Request:
Filter this material down to the lines that hold "Cortex", copying each one.

Saved entries

........

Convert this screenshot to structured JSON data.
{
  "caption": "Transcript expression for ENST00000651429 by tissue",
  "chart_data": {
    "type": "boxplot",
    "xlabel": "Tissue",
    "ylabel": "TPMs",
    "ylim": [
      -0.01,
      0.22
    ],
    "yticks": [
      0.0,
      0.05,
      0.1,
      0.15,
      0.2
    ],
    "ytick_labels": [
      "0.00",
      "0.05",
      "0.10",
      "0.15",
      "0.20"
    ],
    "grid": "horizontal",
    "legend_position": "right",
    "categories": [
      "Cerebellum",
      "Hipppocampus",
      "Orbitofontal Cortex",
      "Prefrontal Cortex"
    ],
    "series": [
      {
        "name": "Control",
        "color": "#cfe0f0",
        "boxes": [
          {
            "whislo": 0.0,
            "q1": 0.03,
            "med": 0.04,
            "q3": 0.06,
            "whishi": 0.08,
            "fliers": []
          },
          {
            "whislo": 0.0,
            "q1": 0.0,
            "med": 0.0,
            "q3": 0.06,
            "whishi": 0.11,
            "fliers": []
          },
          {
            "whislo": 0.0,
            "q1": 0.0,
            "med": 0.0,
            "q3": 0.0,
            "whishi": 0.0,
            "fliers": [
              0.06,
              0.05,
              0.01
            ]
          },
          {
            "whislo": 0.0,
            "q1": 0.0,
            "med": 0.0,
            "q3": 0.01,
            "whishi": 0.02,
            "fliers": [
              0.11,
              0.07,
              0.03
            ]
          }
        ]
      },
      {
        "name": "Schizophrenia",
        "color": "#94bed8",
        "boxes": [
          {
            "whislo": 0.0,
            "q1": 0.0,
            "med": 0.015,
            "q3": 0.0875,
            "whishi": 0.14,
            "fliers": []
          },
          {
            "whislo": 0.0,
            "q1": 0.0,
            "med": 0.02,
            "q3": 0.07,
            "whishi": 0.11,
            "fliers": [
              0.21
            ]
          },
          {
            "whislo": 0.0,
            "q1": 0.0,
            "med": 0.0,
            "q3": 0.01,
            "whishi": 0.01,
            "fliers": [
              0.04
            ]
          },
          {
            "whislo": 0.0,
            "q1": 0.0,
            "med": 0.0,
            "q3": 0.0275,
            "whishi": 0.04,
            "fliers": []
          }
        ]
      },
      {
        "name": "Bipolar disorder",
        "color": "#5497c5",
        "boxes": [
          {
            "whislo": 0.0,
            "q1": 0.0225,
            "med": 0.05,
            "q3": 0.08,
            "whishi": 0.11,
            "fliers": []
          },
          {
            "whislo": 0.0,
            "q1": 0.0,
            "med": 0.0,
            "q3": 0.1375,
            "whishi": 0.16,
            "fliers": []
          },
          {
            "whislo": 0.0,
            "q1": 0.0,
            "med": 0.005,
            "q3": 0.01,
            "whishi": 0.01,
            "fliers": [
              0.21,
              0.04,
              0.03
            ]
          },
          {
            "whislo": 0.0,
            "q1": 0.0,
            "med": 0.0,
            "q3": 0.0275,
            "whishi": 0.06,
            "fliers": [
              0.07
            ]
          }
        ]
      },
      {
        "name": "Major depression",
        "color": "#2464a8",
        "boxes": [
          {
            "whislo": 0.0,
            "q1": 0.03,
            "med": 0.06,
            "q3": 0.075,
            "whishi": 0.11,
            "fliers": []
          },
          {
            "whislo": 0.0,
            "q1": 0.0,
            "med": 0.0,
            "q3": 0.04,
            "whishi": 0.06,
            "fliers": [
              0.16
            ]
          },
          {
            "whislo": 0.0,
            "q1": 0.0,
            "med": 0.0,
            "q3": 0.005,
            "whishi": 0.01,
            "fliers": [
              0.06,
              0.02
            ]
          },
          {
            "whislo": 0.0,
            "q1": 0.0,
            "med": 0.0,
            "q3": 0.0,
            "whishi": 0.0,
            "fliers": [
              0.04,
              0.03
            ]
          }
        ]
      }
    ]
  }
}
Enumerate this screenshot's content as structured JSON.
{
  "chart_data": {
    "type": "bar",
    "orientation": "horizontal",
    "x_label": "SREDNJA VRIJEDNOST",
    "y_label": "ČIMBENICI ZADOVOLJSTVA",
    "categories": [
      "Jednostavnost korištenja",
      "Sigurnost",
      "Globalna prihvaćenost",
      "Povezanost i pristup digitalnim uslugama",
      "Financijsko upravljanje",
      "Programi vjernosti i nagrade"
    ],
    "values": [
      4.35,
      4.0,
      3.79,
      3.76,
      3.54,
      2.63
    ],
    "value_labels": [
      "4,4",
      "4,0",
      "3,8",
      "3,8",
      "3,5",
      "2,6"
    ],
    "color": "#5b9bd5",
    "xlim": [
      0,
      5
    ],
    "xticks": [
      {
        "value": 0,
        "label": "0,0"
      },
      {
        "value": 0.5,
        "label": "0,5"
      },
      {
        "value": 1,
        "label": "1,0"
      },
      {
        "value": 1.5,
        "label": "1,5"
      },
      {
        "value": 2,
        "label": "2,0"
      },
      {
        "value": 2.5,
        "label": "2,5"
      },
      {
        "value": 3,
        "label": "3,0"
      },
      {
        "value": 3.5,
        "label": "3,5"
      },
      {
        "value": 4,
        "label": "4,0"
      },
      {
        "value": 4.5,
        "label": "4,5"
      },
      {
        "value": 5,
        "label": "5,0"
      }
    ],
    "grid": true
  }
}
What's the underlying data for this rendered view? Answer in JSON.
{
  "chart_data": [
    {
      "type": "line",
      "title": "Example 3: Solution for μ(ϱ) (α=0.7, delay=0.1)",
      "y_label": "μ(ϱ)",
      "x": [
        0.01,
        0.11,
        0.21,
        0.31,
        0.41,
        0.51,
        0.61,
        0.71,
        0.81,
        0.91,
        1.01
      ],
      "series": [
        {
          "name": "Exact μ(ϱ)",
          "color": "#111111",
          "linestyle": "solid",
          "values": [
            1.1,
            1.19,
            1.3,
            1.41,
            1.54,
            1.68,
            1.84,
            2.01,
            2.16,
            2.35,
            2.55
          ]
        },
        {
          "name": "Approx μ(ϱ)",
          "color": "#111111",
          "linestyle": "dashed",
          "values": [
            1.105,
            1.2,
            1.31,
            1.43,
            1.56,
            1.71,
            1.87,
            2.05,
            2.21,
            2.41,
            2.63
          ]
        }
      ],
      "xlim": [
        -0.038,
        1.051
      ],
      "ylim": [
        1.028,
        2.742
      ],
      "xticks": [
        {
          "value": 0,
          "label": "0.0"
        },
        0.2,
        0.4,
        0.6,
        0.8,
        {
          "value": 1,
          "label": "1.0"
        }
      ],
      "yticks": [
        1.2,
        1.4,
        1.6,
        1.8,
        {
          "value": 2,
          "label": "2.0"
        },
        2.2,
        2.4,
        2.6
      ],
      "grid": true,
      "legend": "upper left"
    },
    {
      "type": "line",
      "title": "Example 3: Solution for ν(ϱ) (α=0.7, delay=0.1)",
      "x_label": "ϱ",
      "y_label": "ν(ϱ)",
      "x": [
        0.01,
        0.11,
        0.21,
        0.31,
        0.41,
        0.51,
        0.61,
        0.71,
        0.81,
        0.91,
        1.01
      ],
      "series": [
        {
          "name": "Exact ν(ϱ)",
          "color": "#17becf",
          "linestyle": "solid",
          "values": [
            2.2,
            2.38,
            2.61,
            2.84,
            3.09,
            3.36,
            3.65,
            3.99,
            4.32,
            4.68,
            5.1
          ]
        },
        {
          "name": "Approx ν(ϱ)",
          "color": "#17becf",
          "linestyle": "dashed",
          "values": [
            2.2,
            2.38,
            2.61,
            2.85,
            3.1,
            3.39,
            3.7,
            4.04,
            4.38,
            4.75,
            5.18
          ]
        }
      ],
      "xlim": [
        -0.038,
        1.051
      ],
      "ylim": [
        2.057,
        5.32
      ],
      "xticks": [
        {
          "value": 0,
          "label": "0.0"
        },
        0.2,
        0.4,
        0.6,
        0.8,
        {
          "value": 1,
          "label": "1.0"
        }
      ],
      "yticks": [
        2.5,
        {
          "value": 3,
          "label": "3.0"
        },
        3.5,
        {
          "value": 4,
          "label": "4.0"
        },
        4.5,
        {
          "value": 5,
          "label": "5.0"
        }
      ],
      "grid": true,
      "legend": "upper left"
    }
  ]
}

........

Solution to the exercise:
      "Orbitofontal Cortex",
      "Prefrontal Cortex"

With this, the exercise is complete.